**Requirement:**
Retype each entry below, keeping every character the same.

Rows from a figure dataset
▼
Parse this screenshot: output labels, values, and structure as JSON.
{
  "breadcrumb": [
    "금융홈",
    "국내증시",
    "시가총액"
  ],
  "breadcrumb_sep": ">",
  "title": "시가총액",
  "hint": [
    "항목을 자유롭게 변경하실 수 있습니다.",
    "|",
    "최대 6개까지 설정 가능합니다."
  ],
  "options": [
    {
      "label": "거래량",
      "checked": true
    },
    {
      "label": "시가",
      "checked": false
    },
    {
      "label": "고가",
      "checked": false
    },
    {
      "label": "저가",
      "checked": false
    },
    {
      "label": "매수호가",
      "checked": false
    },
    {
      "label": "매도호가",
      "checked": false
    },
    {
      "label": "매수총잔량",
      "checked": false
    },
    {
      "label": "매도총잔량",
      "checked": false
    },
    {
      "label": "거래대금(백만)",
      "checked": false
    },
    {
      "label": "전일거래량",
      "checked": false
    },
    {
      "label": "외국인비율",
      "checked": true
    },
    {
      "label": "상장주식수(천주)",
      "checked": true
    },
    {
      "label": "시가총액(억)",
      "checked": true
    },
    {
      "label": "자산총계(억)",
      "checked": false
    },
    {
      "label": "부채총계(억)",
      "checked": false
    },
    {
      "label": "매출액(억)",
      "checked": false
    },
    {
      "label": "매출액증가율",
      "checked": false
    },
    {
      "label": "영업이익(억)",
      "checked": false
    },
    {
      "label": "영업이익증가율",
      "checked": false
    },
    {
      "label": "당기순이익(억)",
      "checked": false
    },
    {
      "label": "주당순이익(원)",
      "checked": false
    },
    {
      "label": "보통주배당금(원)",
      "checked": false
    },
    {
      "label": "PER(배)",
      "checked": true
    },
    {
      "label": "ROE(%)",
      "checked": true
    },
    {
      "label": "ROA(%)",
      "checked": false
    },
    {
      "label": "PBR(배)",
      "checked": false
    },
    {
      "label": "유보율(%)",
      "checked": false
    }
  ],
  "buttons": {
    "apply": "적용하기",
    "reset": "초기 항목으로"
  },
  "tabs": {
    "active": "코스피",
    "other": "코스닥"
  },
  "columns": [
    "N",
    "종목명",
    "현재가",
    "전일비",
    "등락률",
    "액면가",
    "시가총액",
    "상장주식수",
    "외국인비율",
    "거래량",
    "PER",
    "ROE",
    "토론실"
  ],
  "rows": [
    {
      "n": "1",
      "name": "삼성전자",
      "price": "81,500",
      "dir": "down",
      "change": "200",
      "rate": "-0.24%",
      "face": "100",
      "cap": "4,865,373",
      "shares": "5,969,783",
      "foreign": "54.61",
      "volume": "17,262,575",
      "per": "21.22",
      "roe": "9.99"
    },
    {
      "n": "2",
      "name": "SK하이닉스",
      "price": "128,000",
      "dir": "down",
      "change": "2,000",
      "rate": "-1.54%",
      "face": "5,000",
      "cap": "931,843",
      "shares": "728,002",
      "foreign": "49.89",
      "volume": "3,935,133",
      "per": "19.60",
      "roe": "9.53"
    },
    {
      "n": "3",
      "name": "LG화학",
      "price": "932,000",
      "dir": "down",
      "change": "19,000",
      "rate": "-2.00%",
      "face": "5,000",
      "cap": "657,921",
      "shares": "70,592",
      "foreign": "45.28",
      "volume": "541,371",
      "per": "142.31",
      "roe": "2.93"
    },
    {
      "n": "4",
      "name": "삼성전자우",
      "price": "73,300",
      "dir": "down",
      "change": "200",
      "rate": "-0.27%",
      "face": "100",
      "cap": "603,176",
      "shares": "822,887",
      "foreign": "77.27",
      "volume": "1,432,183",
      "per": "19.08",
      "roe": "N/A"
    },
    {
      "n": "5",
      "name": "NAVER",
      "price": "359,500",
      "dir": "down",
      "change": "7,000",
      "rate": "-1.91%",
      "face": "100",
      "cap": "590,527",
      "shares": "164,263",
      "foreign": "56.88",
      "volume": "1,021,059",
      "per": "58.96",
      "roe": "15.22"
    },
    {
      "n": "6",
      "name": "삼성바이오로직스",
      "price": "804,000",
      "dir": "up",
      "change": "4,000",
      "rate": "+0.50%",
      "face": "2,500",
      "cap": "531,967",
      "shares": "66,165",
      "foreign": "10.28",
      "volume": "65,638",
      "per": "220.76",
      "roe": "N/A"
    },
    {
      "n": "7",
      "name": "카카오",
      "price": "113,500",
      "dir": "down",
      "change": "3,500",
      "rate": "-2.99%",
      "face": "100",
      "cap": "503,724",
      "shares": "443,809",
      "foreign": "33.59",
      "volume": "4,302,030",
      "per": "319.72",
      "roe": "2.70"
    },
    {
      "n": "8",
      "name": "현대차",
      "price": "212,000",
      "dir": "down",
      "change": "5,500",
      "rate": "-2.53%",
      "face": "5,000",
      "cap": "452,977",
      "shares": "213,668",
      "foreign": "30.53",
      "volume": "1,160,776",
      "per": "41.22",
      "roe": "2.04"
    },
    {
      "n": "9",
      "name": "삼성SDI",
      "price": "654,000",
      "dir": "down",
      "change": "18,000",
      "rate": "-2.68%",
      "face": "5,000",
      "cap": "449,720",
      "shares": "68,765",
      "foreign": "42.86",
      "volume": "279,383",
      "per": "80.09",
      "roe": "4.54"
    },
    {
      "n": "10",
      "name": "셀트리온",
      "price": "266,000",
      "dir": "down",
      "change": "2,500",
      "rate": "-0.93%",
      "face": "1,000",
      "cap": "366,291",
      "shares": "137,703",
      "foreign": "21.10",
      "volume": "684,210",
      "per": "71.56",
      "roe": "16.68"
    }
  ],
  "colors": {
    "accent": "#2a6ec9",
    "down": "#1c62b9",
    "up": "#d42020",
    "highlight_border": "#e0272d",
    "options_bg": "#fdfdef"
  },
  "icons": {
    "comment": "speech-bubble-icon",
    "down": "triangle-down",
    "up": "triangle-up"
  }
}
▲
**Final answer:**
Parse this screenshot: output labels, values, and structure as JSON.
{
  "breadcrumb": [
    "금융홈",
    "국내증시",
    "시가총액"
  ],
  "breadcrumb_sep": ">",
  "title": "시가총액",
  "hint": [
    "항목을 자유롭게 변경하실 수 있습니다.",
    "|",
    "최대 6개까지 설정 가능합니다."
  ],
  "options": [
    {
      "label": "거래량",
      "checked": true
    },
    {
      "label": "시가",
      "checked": false
    },
    {
      "label": "고가",
      "checked": false
    },
    {
      "label": "저가",
      "checked": false
    },
    {
      "label": "매수호가",
      "checked": false
    },
    {
      "label": "매도호가",
      "checked": false
    },
    {
      "label": "매수총잔량",
      "checked": false
    },
    {
      "label": "매도총잔량",
      "checked": false
    },
    {
      "label": "거래대금(백만)",
      "checked": false
    },
    {
      "label": "전일거래량",
      "checked": false
    },
    {
      "label": "외국인비율",
      "checked": true
    },
    {
      "label": "상장주식수(천주)",
      "checked": true
    },
    {
      "label": "시가총액(억)",
      "checked": true
    },
    {
      "label": "자산총계(억)",
      "checked": false
    },
    {
      "label": "부채총계(억)",
      "checked": false
    },
    {
      "label": "매출액(억)",
      "checked": false
    },
    {
      "label": "매출액증가율",
      "checked": false
    },
    {
      "label": "영업이익(억)",
      "checked": false
    },
    {
      "label": "영업이익증가율",
      "checked": false
    },
    {
      "label": "당기순이익(억)",
      "checked": false
    },
    {
      "label": "주당순이익(원)",
      "checked": false
    },
    {
      "label": "보통주배당금(원)",
      "checked": false
    },
    {
      "label": "PER(배)",
      "checked": true
    },
    {
      "label": "ROE(%)",
      "checked": true
    },
    {
      "label": "ROA(%)",
      "checked": false
    },
    {
      "label": "PBR(배)",
      "checked": false
    },
    {
      "label": "유보율(%)",
      "checked": false
    }
  ],
  "buttons": {
    "apply": "적용하기",
    "reset": "초기 항목으로"
  },
  "tabs": {
    "active": "코스피",
    "other": "코스닥"
  },
  "columns": [
    "N",
    "종목명",
    "현재가",
    "전일비",
    "등락률",
    "액면가",
    "시가총액",
    "상장주식수",
    "외국인비율",
    "거래량",
    "PER",
    "ROE",
    "토론실"
  ],
  "rows": [
    {
      "n": "1",
      "name": "삼성전자",
      "price": "81,500",
      "dir": "down",
      "change": "200",
      "rate": "-0.24%",
      "face": "100",
      "cap": "4,865,373",
      "shares": "5,969,783",
      "foreign": "54.61",
      "volume": "17,262,575",
      "per": "21.22",
      "roe": "9.99"
    },
    {
      "n": "2",
      "name": "SK하이닉스",
      "price": "128,000",
      "dir": "down",
      "change": "2,000",
      "rate": "-1.54%",
      "face": "5,000",
      "cap": "931,843",
      "shares": "728,002",
      "foreign": "49.89",
      "volume": "3,935,133",
      "per": "19.60",
      "roe": "9.53"
    },
    {
      "n": "3",
      "name": "LG화학",
      "price": "932,000",
      "dir": "down",
      "change": "19,000",
      "rate": "-2.00%",
      "face": "5,000",
      "cap": "657,921",
      "shares": "70,592",
      "foreign": "45.28",
      "volume": "541,371",
      "per": "142.31",
      "roe": "2.93"
    },
    {
      "n": "4",
      "name": "삼성전자우",
      "price": "73,300",
      "dir": "down",
      "change": "200",
      "rate": "-0.27%",
      "face": "100",
      "cap": "603,176",
      "shares": "822,887",
      "foreign": "77.27",
      "volume": "1,432,183",
      "per": "19.08",
      "roe": "N/A"
    },
    {
      "n": "5",
      "name": "NAVER",
      "price": "359,500",
      "dir": "down",
      "change": "7,000",
      "rate": "-1.91%",
      "face": "100",
      "cap": "590,527",
      "shares": "164,263",
      "foreign": "56.88",
      "volume": "1,021,059",
      "per": "58.96",
      "roe": "15.22"
    },
    {
      "n": "6",
      "name": "삼성바이오로직스",
      "price": "804,000",
      "dir": "up",
      "change": "4,000",
      "rate": "+0.50%",
      "face": "2,500",
      "cap": "531,967",
      "shares": "66,165",
      "foreign": "10.28",
      "volume": "65,638",
      "per": "220.76",
      "roe": "N/A"
    },
    {
      "n": "7",
      "name": "카카오",
      "price": "113,500",
      "dir": "down",
      "change": "3,500",
      "rate": "-2.99%",
      "face": "100",
      "cap": "503,724",
      "shares": "443,809",
      "foreign": "33.59",
      "volume": "4,302,030",
      "per": "319.72",
      "roe": "2.70"
    },
    {
      "n": "8",
      "name": "현대차",
      "price": "212,000",
      "dir": "down",
      "change": "5,500",
      "rate": "-2.53%",
      "face": "5,000",
      "cap": "452,977",
      "shares": "213,668",
      "foreign": "30.53",
      "volume": "1,160,776",
      "per": "41.22",
      "roe": "2.04"
    },
    {
      "n": "9",
      "name": "삼성SDI",
      "price": "654,000",
      "dir": "down",
      "change": "18,000",
      "rate": "-2.68%",
      "face": "5,000",
      "cap": "449,720",
      "shares": "68,765",
      "foreign": "42.86",
      "volume": "279,383",
      "per": "80.09",
      "roe": "4.54"
    },
    {
      "n": "10",
      "name": "셀트리온",
      "price": "266,000",
      "dir": "down",
      "change": "2,500",
      "rate": "-0.93%",
      "face": "1,000",
      "cap": "366,291",
      "shares": "137,703",
      "foreign": "21.10",
      "volume": "684,210",
      "per": "71.56",
      "roe": "16.68"
    }
  ],
  "colors": {
    "accent": "#2a6ec9",
    "down": "#1c62b9",
    "up": "#d42020",
    "highlight_border": "#e0272d",
    "options_bg": "#fdfdef"
  },
  "icons": {
    "comment": "speech-bubble-icon",
    "down": "triangle-down",
    "up": "triangle-up"
  }
}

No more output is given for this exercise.